From the IFRS 16 overview, extract the passage that begins at the words "If you’re looking" and stops after the words "account for leases.", copying it word for word.

Excerpt -
------------------------------------
If you’re looking for a practical IFRS 16 lease calculation example in Excel, you’ve come to the right place. This page gives you a free, ready-to-use IFRS 16 Excel template with a full amortisation schedule, ROU asset depreciation, journal entries, and annual P&L impact all in one spreadsheet. No sign-up required. Just download and start using it today.
What Is IFRS 16 and Why Does It Matter?
IFRS 16 is the international lease accounting standard issued by the International Accounting Standards Board (IASB), effective from 1 January 2019. It replaced the old IAS 17 standard and fundamentally changed the way lessees account for leases.
Under the old rules, many leases were kept “off balance sheet” as operating leases — meaning a company could lease a fleet of vehicles, an office building, or heavy machinery without it appearing as debt on the balance sheet. IFRS 16 ended that. Now, almost every lease must be recognised on the balance sheet as a Right-of-Use (ROU) asset and a corresponding lease liability.
This has a real impact on a company’s financial ratios debt-to-equity, EBITDA, interest cover, and affects how investors, lenders, and auditors read the financial statements. Understanding and correctly calculating your lease figures under IFRS 16 is no longer optional. It’s essential.
------------------------------------
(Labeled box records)
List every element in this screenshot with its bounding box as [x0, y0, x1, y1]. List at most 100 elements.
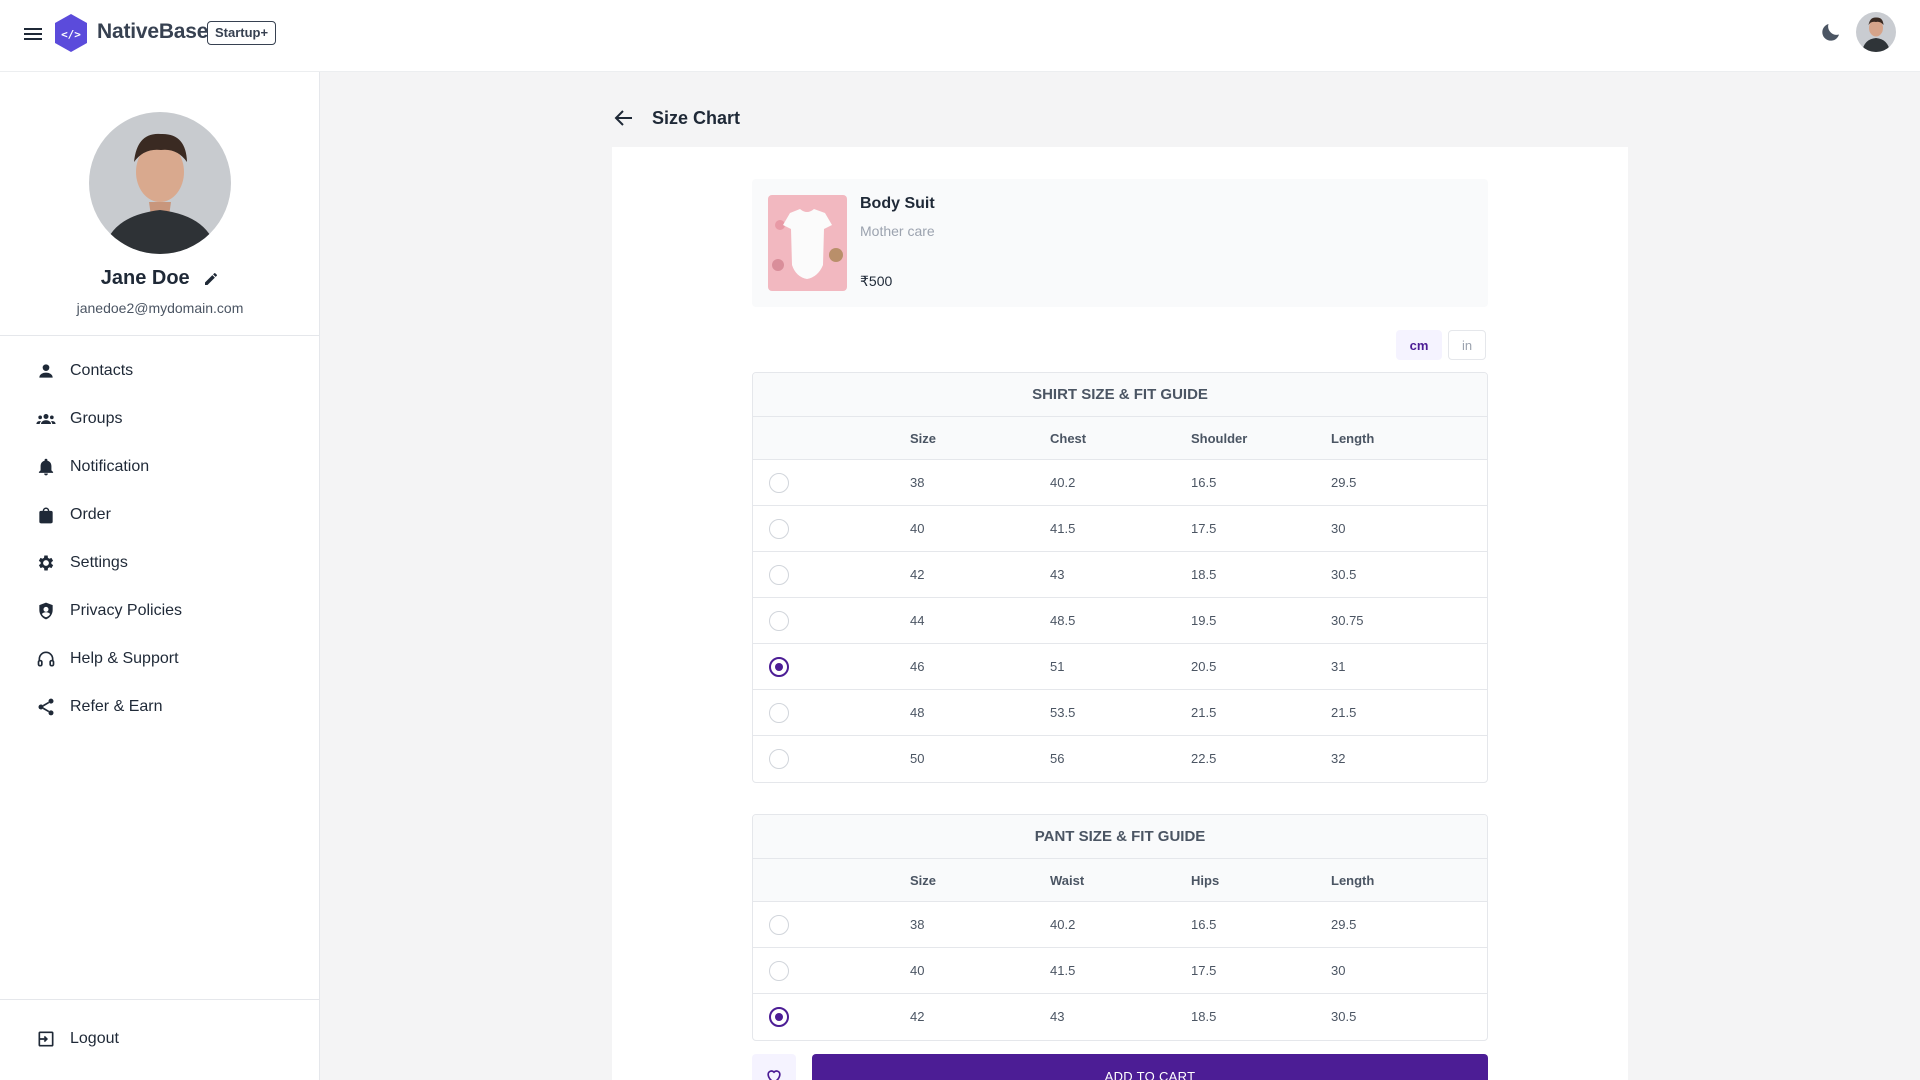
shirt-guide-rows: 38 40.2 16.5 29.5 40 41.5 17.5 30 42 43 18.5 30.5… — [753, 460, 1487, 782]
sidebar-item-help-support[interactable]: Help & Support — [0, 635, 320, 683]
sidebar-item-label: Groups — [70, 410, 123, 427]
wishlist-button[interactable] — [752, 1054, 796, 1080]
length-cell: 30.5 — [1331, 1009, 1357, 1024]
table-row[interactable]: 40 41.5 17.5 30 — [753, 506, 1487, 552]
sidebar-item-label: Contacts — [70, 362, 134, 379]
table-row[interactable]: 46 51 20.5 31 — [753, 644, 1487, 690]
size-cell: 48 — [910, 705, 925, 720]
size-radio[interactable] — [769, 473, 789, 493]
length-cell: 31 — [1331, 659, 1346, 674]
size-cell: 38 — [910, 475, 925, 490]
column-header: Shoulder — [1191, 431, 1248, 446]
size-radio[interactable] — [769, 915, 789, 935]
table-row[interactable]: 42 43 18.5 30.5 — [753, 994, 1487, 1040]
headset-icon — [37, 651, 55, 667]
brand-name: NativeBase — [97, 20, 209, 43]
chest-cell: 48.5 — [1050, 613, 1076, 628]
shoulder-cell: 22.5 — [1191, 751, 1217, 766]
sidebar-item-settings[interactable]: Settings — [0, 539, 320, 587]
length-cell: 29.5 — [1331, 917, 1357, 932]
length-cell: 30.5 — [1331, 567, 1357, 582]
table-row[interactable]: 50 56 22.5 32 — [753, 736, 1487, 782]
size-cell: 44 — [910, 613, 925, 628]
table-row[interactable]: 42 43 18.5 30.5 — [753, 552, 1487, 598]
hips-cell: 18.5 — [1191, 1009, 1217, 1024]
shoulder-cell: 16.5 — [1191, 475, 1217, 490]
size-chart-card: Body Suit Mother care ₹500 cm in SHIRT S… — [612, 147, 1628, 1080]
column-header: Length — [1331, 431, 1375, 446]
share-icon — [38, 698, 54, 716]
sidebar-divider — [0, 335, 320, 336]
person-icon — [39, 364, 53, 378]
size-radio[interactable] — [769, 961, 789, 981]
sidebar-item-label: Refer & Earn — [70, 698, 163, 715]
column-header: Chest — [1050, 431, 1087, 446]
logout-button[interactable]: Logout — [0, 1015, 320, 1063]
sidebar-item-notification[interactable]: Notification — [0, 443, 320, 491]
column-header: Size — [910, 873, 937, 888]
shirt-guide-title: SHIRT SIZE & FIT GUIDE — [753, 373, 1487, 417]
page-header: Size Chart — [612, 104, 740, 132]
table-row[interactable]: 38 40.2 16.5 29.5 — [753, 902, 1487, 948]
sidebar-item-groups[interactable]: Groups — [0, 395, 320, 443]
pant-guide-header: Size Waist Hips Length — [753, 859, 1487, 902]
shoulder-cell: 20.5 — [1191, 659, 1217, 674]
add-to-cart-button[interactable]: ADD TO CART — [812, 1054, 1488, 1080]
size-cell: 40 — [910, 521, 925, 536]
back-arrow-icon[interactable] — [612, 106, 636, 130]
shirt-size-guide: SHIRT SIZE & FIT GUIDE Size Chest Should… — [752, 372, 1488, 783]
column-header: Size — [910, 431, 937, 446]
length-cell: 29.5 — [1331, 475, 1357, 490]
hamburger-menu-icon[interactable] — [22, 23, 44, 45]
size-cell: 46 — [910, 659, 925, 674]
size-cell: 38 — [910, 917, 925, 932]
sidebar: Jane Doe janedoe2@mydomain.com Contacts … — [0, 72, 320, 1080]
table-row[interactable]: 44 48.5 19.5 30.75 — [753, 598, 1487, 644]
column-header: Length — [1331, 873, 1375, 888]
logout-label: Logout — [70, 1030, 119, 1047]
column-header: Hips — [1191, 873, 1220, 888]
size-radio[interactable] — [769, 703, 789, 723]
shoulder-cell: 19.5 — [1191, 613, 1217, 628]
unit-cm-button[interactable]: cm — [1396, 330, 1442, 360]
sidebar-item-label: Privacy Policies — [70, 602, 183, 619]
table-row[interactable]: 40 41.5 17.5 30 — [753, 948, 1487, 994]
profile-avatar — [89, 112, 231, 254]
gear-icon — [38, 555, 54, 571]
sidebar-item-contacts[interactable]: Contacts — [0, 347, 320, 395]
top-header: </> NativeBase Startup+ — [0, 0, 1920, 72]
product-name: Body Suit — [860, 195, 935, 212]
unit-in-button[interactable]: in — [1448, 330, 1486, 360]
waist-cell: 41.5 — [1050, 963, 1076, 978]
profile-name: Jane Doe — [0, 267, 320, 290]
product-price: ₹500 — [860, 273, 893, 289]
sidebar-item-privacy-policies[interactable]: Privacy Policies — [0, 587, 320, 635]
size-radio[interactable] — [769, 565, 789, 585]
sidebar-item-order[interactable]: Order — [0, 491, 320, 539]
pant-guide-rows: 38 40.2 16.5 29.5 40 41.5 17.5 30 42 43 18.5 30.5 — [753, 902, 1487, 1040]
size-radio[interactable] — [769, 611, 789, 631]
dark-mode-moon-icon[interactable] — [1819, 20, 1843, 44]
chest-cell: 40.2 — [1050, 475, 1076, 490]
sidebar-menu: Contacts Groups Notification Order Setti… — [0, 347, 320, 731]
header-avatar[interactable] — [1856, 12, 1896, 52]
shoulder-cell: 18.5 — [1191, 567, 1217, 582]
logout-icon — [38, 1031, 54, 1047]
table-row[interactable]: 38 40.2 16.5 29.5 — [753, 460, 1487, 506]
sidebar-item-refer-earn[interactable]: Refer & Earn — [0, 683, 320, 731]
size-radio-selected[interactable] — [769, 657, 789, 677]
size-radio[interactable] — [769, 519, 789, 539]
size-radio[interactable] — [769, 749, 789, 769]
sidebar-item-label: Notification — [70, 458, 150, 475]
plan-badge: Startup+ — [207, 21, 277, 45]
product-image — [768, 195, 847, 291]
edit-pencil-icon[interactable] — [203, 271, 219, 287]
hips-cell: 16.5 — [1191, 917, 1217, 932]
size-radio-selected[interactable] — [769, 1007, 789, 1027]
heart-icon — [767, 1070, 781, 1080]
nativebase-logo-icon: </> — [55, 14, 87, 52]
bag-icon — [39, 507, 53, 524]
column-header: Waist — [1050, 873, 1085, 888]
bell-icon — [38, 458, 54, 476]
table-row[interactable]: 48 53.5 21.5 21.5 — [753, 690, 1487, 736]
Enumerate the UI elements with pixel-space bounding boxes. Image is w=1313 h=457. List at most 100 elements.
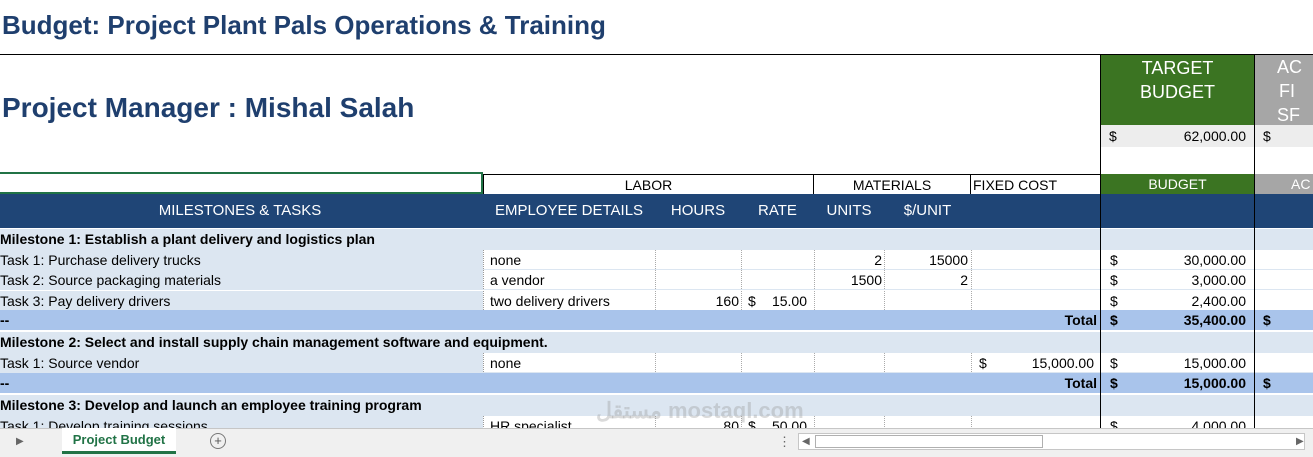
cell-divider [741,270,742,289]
------------------------------------
Solution to this task -
If you’re looking for a practical IFRS 16 lease calculation example in Excel, you’ve come to the right place. This page gives you a free, ready-to-use IFRS 16 Excel template with a full amortisation schedule, ROU asset depreciation, journal entries, and annual P&L impact all in one spreadsheet. No sign-up required. Just download and start using it today.
What Is IFRS 16 and Why Does It Matter?
IFRS 16 is the international lease accounting standard issued by the International Accounting Standards Board (IASB), effective from 1 January 2019. It replaced the old IAS 17 standard and fundamentally changed the way lessees account for leases.